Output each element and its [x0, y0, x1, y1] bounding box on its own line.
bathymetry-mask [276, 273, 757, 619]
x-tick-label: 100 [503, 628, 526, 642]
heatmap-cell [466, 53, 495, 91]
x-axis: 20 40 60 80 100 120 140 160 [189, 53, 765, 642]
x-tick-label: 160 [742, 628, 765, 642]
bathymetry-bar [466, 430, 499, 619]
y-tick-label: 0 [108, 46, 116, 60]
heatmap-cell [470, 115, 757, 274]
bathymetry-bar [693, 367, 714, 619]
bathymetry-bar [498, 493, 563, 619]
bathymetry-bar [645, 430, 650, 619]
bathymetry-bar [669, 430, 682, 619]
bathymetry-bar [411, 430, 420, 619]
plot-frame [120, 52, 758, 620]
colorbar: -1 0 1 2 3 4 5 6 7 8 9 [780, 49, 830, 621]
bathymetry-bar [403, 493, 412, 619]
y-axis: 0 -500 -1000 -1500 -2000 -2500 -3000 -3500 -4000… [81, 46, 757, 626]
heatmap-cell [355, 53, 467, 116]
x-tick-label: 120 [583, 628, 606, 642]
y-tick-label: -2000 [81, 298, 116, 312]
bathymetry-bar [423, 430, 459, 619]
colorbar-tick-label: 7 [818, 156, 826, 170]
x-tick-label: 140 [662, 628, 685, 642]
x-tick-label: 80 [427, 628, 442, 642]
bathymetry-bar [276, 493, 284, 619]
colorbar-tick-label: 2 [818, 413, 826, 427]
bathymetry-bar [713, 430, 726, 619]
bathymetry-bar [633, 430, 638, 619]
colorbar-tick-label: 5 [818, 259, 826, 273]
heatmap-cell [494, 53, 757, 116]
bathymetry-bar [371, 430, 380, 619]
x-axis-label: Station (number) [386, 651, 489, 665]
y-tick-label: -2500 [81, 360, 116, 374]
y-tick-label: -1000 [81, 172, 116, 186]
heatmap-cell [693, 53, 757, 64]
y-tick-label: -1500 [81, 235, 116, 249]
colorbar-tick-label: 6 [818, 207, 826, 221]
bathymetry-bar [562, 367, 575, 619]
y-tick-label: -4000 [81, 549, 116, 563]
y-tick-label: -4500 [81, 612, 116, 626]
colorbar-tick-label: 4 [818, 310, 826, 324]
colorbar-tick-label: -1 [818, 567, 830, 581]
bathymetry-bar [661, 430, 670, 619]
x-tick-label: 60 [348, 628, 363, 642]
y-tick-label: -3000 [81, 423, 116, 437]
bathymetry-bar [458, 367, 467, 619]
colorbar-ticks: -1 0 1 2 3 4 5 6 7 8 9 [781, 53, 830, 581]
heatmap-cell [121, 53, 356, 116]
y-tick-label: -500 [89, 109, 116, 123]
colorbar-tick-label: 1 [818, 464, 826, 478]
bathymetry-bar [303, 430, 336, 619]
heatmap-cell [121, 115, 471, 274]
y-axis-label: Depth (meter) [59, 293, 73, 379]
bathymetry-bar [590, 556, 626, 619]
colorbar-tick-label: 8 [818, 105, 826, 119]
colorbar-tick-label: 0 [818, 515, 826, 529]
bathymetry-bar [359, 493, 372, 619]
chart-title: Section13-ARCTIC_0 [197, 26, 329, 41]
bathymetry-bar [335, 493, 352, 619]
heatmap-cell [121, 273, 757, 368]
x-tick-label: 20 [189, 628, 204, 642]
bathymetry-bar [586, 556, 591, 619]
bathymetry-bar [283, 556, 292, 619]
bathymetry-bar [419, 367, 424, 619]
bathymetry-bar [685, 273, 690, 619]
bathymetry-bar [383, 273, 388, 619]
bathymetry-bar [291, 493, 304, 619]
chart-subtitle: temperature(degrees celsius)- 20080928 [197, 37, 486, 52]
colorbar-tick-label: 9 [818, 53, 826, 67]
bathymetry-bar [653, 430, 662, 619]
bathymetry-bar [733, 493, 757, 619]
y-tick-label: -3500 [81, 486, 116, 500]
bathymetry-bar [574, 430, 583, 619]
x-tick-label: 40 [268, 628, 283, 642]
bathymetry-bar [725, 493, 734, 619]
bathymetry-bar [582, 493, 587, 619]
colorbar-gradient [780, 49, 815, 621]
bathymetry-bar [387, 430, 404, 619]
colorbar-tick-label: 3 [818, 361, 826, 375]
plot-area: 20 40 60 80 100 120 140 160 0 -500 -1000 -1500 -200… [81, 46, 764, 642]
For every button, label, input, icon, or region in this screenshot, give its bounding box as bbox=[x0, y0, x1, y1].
◆ ◆ ◆ ◆ ◆ ◆ ◆
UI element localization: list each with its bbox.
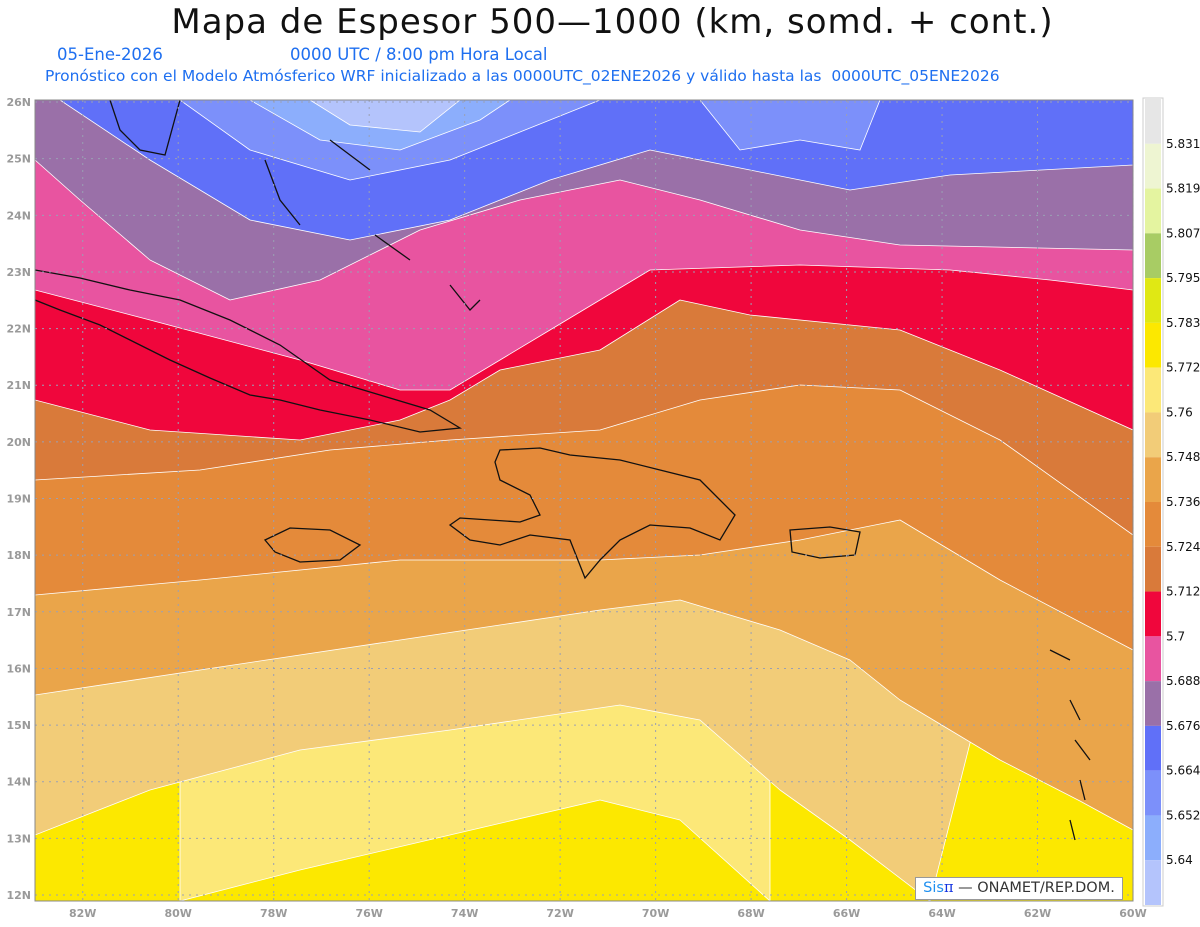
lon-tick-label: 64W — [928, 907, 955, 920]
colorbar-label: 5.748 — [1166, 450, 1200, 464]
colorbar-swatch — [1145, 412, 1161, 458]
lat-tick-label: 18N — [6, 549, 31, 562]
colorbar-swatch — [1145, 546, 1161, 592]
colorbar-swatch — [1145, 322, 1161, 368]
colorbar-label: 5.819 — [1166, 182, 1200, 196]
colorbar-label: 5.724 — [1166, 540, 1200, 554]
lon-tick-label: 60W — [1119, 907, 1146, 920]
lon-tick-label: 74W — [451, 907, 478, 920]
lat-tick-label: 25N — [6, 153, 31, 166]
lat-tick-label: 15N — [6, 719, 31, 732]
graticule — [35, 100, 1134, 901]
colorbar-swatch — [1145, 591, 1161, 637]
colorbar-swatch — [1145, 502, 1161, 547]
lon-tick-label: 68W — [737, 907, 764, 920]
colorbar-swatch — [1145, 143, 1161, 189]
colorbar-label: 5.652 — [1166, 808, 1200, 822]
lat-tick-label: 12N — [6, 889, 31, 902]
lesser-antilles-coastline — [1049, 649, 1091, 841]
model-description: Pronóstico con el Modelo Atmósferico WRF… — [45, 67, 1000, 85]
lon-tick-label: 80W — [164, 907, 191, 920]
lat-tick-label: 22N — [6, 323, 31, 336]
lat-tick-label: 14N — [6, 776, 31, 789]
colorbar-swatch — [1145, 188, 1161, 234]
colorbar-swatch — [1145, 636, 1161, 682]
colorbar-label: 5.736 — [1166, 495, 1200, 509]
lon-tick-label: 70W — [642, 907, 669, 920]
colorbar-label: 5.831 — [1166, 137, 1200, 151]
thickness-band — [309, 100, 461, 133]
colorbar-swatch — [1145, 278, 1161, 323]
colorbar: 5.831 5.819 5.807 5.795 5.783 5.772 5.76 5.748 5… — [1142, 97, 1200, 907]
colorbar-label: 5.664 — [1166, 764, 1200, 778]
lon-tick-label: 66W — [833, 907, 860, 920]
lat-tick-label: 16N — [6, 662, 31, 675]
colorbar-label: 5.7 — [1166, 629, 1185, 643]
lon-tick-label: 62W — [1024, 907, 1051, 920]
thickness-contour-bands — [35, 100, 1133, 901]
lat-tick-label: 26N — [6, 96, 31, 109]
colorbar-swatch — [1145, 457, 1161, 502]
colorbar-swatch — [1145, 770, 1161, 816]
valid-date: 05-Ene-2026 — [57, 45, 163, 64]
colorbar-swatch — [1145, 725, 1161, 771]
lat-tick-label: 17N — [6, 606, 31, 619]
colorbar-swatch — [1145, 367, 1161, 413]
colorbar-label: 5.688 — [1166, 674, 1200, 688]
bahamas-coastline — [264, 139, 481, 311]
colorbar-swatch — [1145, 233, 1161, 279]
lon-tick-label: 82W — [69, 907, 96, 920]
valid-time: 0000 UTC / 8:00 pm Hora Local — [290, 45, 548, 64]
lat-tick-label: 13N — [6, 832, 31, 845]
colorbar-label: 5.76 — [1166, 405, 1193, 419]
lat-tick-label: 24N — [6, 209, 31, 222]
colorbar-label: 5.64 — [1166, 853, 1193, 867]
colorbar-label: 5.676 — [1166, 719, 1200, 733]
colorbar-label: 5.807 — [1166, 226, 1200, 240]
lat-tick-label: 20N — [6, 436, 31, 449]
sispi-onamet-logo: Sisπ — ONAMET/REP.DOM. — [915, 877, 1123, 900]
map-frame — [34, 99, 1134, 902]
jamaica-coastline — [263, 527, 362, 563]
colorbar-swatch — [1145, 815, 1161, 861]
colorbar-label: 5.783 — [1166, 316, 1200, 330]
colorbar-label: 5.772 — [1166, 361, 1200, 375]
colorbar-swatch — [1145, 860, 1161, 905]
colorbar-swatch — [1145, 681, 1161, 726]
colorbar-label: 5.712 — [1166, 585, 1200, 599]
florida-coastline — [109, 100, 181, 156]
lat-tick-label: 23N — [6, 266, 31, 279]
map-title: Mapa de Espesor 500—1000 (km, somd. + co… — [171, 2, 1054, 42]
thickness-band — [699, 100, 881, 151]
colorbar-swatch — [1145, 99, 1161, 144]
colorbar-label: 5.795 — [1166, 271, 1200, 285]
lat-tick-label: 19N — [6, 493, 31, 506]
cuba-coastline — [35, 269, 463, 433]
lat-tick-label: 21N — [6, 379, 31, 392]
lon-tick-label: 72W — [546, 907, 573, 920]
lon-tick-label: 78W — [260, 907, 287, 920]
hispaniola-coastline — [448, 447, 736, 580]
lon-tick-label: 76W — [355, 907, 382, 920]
◆ ◆ ◆ ◆ ◆ ◆ ◆
__THE REQUEST__. Reproduce the lines from the one containing "lon-tick-label: 64W — [928, 907, 955, 920]" up to and including the one containing "colorbar-swatch — [1145, 502, 1161, 547]".

__FINAL RESULT__.
lon-tick-label: 64W — [928, 907, 955, 920]
colorbar-label: 5.748 — [1166, 450, 1200, 464]
colorbar-swatch — [1145, 412, 1161, 458]
lat-tick-label: 18N — [6, 549, 31, 562]
colorbar-swatch — [1145, 546, 1161, 592]
colorbar-swatch — [1145, 322, 1161, 368]
colorbar-label: 5.819 — [1166, 182, 1200, 196]
colorbar-label: 5.724 — [1166, 540, 1200, 554]
lon-tick-label: 60W — [1119, 907, 1146, 920]
lon-tick-label: 74W — [451, 907, 478, 920]
lat-tick-label: 25N — [6, 153, 31, 166]
lat-tick-label: 15N — [6, 719, 31, 732]
graticule — [35, 100, 1134, 901]
colorbar-swatch — [1145, 591, 1161, 637]
colorbar-swatch — [1145, 502, 1161, 547]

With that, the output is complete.